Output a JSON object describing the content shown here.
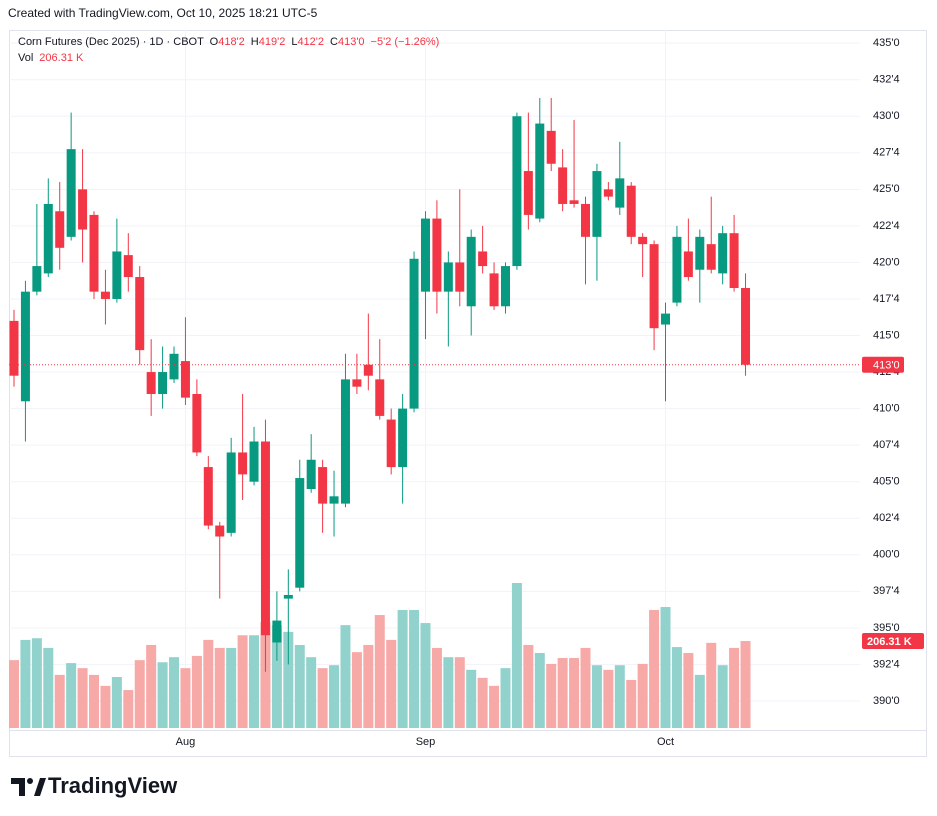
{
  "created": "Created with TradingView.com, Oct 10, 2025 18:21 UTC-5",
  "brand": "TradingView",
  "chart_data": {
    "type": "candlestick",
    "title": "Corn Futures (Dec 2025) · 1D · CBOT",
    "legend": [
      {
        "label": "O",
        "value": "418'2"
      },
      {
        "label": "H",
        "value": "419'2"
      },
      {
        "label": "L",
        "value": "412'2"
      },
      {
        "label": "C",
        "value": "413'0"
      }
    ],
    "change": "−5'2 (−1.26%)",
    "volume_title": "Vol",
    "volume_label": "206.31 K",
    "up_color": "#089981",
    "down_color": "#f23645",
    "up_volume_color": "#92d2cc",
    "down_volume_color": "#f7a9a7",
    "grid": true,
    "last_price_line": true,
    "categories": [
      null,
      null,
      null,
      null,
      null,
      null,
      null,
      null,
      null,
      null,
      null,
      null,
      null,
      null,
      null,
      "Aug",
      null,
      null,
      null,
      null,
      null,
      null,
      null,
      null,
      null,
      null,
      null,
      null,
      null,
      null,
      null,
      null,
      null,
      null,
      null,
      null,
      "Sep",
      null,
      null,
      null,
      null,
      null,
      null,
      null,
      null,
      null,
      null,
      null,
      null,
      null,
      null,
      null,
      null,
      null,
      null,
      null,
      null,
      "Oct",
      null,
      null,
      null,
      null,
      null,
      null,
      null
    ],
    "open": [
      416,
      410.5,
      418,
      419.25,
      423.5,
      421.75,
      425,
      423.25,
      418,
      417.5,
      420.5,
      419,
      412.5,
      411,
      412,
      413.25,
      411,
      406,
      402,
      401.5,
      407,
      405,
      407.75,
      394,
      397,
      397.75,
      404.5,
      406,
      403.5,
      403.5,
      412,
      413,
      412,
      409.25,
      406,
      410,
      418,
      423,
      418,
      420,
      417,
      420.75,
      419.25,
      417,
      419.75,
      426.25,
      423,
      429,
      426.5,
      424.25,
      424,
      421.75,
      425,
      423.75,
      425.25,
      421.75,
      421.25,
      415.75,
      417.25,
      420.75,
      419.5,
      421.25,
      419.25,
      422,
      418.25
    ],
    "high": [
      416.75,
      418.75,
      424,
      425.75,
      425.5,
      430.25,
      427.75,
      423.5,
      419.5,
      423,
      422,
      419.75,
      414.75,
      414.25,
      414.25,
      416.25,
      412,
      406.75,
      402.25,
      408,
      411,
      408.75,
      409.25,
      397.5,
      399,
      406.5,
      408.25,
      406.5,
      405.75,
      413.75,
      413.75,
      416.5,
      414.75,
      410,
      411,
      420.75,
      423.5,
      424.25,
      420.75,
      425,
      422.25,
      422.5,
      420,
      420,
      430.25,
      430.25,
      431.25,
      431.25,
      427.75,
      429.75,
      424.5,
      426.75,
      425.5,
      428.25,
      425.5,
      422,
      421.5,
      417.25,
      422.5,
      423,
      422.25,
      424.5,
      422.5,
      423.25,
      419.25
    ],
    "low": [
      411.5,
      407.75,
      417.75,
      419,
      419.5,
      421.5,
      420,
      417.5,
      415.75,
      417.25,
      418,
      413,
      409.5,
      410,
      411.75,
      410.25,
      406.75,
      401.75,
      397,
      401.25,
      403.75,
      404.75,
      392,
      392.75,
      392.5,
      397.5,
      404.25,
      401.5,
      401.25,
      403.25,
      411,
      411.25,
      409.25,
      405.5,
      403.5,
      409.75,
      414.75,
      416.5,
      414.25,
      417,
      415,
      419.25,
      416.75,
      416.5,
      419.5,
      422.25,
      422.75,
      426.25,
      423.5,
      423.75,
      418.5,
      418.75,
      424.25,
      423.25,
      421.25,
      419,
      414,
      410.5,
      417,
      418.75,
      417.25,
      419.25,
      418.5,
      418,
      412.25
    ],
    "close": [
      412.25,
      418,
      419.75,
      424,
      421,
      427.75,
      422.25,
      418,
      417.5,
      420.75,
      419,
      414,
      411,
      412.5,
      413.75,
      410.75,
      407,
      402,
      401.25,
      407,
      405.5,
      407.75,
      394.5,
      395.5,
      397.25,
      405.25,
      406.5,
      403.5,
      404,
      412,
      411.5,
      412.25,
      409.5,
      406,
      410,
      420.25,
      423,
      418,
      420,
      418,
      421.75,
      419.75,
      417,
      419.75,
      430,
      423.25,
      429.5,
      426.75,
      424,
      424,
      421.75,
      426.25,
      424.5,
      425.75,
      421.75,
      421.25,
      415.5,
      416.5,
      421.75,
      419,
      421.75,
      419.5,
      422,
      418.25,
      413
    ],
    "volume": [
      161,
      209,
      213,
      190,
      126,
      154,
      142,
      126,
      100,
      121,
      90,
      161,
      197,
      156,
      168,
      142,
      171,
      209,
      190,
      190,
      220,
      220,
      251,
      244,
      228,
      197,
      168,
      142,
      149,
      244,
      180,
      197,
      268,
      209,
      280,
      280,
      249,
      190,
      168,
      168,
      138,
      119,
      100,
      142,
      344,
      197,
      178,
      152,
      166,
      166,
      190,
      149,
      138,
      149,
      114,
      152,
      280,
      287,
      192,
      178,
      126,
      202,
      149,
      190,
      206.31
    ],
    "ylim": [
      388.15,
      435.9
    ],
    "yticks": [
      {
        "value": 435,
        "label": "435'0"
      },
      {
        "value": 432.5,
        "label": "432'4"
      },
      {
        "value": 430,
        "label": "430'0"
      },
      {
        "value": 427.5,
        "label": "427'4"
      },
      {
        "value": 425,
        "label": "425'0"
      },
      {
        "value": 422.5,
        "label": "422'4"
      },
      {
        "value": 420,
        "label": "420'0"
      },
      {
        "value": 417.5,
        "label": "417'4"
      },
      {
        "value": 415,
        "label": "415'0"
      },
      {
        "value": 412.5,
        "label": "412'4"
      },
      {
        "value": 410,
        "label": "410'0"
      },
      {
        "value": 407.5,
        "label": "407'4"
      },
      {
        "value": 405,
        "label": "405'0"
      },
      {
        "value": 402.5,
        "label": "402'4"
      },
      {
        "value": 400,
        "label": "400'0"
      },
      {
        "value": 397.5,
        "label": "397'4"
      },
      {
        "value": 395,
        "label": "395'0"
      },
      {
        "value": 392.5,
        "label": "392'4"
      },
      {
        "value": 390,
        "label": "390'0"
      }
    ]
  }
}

________________________________________

_AIM_
Count the lines in which the string "TradingView" appears, then report only that figure.

_EXERCISE SOLUTION_
2